Problem set:
**1.** Rewrite the passage of the firewall message starting at "[ale] Firewall convo" and ending at "would do it.", replacing "router" with "gateway".
**2.** State only the number of lines in the records that contain the string "manual", counting matches in that exact case.

Reading text:
[ale] Firewall convo

Derek Atkins derek at ihtfp.com
Fri Apr 10 17:08:14 EDT 2020


If you only have 1 IP address then you will need to do port-based NAT in
order to serve multiple items..  I.e., the consumer of that 1 IP would
need to be a router and then it would NAT traffic to your DMZ and/or
internal network as necessary.

I am sure a pfSense can do this.  I also know the ER-X would do it.

-derek

On Fri, April 10, 2020 5:03 pm, Jeff Hubbs via Ale wrote:
> I'm looking to have Comcast Business installed at home as a backup
> (their reps can stop calling my phone *any old time now* until I've had
> a chance to actually read over the contract). Will pfSense enable me to
> establish a DMZ for Internet-facing servers? I'm getting only one IP
> address at this time, so I understand that I will have to have the first
> thing on the DMZ be a machine to act as reverse proxy if I want to
> present multiple web sites.
>
> On 4/10/20 4:33 PM, Derek Atkins via Ale wrote:
>> Hi,
>>
>> On Fri, April 10, 2020 4:25 pm, Robert Story wrote:
>> [snip]
>>> Sorry, I wasn't clear. Using their GUI or CLI tools are fine. I mean
>>> that if you edit files yourself (eg /etc/network/interfaces) or make
>>> local modifications (maybe iptables rules), those changes will likely
>>> be overwritten on reboot or when their GUI/CLI tools are used to modify
>>> something that will regenerate those files..
>> Ah, yes, that's definitely true.  Any changes you make outside the
>> /config
>> directory will not last beyond a reboot.  Having said that, you CAN
>> write
>> a shell script that will re-introduce your changes upon reboot, and I've
>> used that method myself to deal with certain shortcomings of the Unifi
>> firmware.

Exercise input:
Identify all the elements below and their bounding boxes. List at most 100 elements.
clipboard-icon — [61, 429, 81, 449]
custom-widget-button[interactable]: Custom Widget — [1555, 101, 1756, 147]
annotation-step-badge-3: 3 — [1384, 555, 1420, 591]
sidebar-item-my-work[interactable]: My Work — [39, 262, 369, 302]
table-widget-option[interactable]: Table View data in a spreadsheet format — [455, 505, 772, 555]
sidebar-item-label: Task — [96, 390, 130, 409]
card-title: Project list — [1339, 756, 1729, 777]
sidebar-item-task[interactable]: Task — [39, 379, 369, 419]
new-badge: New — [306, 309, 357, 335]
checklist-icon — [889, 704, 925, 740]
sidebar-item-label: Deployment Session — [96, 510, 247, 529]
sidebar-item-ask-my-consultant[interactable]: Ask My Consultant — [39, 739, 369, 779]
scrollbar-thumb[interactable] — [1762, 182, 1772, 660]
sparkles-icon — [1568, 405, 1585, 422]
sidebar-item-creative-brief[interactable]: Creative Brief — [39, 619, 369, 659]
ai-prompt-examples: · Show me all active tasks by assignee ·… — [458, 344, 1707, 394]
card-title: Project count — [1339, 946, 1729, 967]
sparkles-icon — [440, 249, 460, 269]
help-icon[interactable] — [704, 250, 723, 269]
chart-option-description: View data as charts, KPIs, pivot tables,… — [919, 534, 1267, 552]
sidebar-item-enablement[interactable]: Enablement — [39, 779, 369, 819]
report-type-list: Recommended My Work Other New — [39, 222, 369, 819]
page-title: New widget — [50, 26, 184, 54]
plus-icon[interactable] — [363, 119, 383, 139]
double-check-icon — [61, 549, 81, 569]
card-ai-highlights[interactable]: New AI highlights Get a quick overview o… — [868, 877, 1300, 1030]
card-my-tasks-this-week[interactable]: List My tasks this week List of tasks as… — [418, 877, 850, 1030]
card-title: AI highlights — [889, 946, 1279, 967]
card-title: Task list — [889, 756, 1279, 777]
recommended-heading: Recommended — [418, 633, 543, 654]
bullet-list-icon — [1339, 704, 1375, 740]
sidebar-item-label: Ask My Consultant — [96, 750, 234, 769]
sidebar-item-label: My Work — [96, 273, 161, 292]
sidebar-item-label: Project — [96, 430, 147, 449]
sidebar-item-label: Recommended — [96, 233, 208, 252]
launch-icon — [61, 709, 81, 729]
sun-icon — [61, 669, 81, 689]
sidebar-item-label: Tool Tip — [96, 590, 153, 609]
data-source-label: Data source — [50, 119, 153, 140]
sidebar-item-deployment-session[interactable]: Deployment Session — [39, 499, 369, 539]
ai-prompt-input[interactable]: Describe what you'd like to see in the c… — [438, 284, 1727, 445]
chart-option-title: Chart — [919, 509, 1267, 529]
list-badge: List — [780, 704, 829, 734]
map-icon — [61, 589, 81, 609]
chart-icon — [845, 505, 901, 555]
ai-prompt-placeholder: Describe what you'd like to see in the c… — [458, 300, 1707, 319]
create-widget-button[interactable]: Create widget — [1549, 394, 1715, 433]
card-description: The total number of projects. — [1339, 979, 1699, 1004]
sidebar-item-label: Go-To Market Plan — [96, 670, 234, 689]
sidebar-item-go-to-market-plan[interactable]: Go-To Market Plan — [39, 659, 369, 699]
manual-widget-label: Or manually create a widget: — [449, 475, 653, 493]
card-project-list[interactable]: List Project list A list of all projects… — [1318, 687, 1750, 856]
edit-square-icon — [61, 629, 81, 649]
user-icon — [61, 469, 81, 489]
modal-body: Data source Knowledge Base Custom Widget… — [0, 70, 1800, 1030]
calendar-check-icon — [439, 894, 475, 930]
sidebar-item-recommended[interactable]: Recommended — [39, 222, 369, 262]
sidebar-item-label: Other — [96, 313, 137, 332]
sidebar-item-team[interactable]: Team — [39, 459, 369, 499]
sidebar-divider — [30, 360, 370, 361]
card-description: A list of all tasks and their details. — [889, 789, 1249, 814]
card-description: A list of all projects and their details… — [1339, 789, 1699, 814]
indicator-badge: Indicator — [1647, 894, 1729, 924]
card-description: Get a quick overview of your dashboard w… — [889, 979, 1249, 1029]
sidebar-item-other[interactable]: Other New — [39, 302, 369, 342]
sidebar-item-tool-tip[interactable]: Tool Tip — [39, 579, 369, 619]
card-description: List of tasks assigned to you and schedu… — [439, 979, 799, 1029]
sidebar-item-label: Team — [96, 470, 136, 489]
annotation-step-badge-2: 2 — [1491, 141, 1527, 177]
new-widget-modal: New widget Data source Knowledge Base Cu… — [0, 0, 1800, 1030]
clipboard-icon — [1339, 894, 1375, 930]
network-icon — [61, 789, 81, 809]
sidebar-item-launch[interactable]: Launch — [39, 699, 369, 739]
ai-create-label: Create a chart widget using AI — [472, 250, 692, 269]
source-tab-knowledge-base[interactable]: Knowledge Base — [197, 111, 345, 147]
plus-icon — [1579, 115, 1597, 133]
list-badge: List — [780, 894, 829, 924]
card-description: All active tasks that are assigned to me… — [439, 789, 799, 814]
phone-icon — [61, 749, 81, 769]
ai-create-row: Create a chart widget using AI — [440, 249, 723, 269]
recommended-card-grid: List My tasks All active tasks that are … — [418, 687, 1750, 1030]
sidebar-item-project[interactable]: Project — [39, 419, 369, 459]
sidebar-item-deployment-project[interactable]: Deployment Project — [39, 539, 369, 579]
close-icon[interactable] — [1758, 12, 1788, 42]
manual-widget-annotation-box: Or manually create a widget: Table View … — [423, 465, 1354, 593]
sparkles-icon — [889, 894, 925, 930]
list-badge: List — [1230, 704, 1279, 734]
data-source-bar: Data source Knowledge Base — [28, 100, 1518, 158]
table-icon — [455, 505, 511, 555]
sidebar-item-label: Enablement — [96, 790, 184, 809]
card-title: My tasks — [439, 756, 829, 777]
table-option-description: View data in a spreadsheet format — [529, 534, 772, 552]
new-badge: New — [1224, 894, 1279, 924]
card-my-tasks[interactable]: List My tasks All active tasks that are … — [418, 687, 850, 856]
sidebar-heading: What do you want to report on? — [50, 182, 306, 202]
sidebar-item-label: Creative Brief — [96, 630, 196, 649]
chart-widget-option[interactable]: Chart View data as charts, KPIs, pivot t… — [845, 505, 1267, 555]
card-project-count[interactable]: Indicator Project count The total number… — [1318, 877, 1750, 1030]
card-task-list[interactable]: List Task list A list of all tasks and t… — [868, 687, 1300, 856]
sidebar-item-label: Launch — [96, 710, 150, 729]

Outputs by task:
**1.**
[ale] Firewall convo

Derek Atkins derek at ihtfp.com
Fri Apr 10 17:08:14 EDT 2020


If you only have 1 IP address then you will need to do port-based NAT in
order to serve multiple items..  I.e., the consumer of that 1 IP would
need to be a gateway and then it would NAT traffic to your DMZ and/or
internal network as necessary.

I am sure a pfSense can do this.  I also know the ER-X would do it.

**2.** 2